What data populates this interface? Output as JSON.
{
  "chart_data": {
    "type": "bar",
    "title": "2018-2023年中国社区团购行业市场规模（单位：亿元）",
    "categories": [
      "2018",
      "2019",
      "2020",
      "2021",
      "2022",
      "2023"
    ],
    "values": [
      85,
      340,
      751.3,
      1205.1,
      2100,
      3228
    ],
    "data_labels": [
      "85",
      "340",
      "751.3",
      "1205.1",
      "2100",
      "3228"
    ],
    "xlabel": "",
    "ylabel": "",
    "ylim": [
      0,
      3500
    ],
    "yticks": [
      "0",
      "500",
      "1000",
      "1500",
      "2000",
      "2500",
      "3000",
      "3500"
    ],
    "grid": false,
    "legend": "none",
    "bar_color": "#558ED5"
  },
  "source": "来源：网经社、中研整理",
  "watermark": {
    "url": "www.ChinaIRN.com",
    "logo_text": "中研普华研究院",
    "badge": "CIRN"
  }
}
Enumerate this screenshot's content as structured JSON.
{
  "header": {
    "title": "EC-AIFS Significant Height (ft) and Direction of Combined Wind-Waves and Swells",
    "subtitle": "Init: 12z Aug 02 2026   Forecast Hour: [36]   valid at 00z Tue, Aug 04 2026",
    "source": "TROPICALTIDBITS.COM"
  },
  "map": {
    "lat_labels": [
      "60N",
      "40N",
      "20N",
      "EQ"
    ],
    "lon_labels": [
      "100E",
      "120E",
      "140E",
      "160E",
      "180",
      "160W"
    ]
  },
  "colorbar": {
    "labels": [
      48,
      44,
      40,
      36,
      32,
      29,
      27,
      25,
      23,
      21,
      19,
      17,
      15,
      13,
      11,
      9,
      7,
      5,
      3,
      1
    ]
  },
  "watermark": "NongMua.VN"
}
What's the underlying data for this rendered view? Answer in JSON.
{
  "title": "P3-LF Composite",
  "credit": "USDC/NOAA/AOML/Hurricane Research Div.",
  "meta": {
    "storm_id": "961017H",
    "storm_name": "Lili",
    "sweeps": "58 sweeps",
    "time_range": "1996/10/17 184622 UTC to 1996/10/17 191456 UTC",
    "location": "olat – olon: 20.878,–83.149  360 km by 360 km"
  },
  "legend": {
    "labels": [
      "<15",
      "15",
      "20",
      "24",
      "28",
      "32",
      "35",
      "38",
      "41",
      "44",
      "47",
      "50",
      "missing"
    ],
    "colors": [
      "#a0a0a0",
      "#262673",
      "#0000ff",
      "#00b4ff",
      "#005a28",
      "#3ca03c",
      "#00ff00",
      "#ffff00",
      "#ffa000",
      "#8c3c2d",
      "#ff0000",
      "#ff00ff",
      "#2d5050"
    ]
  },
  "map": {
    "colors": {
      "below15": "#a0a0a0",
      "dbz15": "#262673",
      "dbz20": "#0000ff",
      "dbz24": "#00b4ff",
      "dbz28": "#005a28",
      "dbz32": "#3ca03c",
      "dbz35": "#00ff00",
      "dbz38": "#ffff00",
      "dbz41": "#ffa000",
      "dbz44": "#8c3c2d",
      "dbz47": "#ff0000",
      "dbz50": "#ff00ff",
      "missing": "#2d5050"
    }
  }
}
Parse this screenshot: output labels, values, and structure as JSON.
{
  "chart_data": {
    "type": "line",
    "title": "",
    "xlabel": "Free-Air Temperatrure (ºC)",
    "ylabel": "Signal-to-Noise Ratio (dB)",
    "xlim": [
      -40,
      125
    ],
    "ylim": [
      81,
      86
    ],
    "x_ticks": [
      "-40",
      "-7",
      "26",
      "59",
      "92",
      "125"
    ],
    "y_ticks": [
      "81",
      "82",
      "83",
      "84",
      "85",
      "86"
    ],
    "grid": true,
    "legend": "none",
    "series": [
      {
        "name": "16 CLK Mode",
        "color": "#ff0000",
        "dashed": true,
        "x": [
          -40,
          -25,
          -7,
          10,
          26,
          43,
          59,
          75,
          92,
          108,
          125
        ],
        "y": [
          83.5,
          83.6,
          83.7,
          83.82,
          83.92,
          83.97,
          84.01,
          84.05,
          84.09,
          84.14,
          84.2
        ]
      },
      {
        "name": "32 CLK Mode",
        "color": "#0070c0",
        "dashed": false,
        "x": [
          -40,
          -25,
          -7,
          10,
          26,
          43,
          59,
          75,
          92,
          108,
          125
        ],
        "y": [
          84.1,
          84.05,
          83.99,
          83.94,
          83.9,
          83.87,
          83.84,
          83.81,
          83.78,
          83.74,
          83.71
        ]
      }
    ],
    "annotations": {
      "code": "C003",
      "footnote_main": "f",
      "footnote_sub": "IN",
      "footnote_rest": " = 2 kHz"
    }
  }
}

● ● ● ● ●

Find every line in the listing that holds the string "screenshot", then say how many there are as a bare number.

→ **The output**:
2